## Excerpt to read
** BEGIN **

I made it up eventually but there were a lot of dry runs. If our parents knew... but traffic was nothing like now. My old pal Mike, he and I say so many times that you could walk across Punt Rd with your eyes shut and you weren’t in any danger. There was just the odd car that came up and down. You would never see 10 cars at once on the hill, or anything like that. It really is very different.
But that whole run of Punt Rd was great. If you go over the hill, over Domain Rd, and down on the left, Shipley St was on the left, and the Stockdale Bakery was there. And that was an old-fashioned bakery, the horse and carts used to come around South Yarra with Stockdale’s Bakery on it, I’ve got images of that. We’d go and buy our bread. We’d also call in there after school and they’d give us a roll or something like that. Or if our parents sent us round to buy it, we’d develop the technique of making a hole in the corner of the bread, and then you’d peel out all the bread, and my mother would then put the knife on to cut it and it would go crunch because there was no substance inside.
And then when we were late teens, if we were coming home from a party or a ball, we would call into Stockdale’s – because that’s when they were baking – and the smell of it was magnificent, and we’d buy some fresh bread to take home for breakfast. That was lovely. That was pulled down late ‘60s, 1970s, something like that. And it’s now a group of townhouses.
Many of the huge old mansions were still there when I was a little boy. A lot of those have now been demolished and there are blocks of flats in their place. But those mansions weren’t being used as mansions – they were divided into flats or they were boarding houses. In the old days, there weren’t as many blocks of flats around so people lived in the old mansions – usually a widow would run it. That was quite a respectable way to live. With a communal bathroom and kitchen.
There were rooming houses and there were boarding houses. Rooming houses were the lesser, and they normally had returned men from the war in gaberdine coats and hats, and carrying a gladstone bag, usually with about 4-5 bottles of beer to see them through the night. You’d hear them going past going clunk clunk clunk with the bottles. Whereas a boarding house was more upmarket, and that meant that you were fed. You would sit at a communal table for breakfast and dinner. And those places flied or died on their tables. So if Mrs Bloggs was known as a good cook, she had good customers. So that was the way a lot of it was done.

** END **

## Material supplied

** BEGIN **

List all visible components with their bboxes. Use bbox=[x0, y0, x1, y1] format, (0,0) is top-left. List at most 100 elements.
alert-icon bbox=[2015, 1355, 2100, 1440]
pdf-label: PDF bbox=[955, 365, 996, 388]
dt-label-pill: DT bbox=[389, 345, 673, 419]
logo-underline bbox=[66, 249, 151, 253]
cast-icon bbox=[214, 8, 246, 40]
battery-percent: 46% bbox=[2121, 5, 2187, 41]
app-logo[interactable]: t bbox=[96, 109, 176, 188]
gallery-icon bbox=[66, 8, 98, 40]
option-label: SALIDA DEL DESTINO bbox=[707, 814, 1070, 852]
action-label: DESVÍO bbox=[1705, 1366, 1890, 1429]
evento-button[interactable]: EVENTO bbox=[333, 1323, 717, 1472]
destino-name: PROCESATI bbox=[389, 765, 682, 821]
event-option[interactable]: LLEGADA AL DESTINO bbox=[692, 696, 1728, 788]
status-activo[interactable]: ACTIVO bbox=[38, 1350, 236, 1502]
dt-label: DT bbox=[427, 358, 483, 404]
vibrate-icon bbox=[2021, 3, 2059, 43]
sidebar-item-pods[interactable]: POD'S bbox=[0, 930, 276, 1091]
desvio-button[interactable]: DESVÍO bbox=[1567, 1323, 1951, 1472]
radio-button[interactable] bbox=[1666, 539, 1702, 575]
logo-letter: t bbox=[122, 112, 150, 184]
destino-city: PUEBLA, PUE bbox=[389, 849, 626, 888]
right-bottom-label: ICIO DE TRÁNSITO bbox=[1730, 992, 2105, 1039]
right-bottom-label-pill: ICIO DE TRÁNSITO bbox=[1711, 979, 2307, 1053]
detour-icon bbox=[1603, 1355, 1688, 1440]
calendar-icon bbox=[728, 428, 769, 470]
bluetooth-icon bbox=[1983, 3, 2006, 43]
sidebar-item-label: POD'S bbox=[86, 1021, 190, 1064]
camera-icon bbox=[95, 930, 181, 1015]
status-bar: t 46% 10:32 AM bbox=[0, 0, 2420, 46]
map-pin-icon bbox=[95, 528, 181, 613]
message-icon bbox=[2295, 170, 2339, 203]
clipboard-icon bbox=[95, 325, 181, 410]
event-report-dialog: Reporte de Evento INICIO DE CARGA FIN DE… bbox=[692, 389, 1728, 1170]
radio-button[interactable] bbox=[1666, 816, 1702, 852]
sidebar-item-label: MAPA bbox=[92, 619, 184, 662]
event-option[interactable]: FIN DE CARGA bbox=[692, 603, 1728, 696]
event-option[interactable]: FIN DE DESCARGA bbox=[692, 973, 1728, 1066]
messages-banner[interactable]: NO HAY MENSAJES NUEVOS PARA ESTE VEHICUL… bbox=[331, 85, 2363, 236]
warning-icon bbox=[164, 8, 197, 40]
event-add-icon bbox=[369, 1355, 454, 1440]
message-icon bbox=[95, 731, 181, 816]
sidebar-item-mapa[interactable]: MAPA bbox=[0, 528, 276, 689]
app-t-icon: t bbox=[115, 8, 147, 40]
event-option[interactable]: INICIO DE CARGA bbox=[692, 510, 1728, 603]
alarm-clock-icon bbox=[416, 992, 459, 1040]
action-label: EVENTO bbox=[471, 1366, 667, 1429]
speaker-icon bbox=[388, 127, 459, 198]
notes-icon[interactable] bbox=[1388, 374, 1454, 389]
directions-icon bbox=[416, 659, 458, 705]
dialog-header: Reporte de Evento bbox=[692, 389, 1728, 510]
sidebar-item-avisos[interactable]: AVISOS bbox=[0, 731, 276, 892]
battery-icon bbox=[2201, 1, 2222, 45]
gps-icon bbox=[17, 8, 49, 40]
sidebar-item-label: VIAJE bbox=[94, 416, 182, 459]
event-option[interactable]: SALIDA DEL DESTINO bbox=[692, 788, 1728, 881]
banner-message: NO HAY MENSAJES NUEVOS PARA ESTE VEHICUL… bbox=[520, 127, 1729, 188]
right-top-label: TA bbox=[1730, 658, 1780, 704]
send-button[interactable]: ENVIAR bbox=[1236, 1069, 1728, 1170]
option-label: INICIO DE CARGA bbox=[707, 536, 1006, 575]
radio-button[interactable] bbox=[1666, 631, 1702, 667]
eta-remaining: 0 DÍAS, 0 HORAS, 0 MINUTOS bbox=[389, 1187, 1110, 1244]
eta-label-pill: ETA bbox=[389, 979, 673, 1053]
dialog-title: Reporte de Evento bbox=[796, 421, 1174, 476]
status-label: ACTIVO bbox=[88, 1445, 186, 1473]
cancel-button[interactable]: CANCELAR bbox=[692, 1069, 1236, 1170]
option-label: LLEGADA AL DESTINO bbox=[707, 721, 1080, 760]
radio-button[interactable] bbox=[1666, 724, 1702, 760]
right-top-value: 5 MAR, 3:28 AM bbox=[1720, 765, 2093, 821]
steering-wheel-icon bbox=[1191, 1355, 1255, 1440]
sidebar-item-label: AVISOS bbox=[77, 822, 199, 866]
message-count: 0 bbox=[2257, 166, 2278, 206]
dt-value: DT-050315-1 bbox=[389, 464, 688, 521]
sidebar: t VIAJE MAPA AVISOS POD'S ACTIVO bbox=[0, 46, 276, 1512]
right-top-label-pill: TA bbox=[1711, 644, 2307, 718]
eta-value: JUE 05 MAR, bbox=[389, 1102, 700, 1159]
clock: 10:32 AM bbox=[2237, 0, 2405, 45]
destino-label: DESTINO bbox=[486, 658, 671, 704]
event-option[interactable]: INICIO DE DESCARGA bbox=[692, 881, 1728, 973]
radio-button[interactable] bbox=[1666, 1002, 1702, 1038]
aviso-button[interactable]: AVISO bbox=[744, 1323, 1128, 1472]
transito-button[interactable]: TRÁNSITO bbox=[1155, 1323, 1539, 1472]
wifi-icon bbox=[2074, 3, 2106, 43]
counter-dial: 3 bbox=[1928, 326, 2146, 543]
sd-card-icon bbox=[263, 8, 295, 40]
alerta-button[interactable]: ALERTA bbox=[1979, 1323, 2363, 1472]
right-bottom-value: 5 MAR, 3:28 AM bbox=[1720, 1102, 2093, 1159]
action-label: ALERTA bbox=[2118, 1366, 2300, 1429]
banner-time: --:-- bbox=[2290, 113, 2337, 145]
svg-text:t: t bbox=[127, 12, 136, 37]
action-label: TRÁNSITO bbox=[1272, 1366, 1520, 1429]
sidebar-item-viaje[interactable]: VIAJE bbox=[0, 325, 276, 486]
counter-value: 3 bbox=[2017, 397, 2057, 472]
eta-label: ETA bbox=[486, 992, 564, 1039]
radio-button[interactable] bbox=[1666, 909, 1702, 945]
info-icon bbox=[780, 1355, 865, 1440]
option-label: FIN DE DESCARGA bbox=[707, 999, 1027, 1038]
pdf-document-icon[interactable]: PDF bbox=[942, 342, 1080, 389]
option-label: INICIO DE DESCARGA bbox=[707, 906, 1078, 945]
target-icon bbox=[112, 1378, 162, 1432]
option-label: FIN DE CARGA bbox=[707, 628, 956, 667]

** END **

## Set exercise
Reproduce the South Yarra recollection from "There were rooming" to "it was done.", putting "leather satchel" wherever "gladstone bag" appears.

## Written response
There were rooming houses and there were boarding houses. Rooming houses were the lesser, and they normally had returned men from the war in gaberdine coats and hats, and carrying a leather satchel, usually with about 4-5 bottles of beer to see them through the night. You’d hear them going past going clunk clunk clunk with the bottles. Whereas a boarding house was more upmarket, and that meant that you were fed. You would sit at a communal table for breakfast and dinner. And those places flied or died on their tables. So if Mrs Bloggs was known as a good cook, she had good customers. So that was the way a lot of it was done.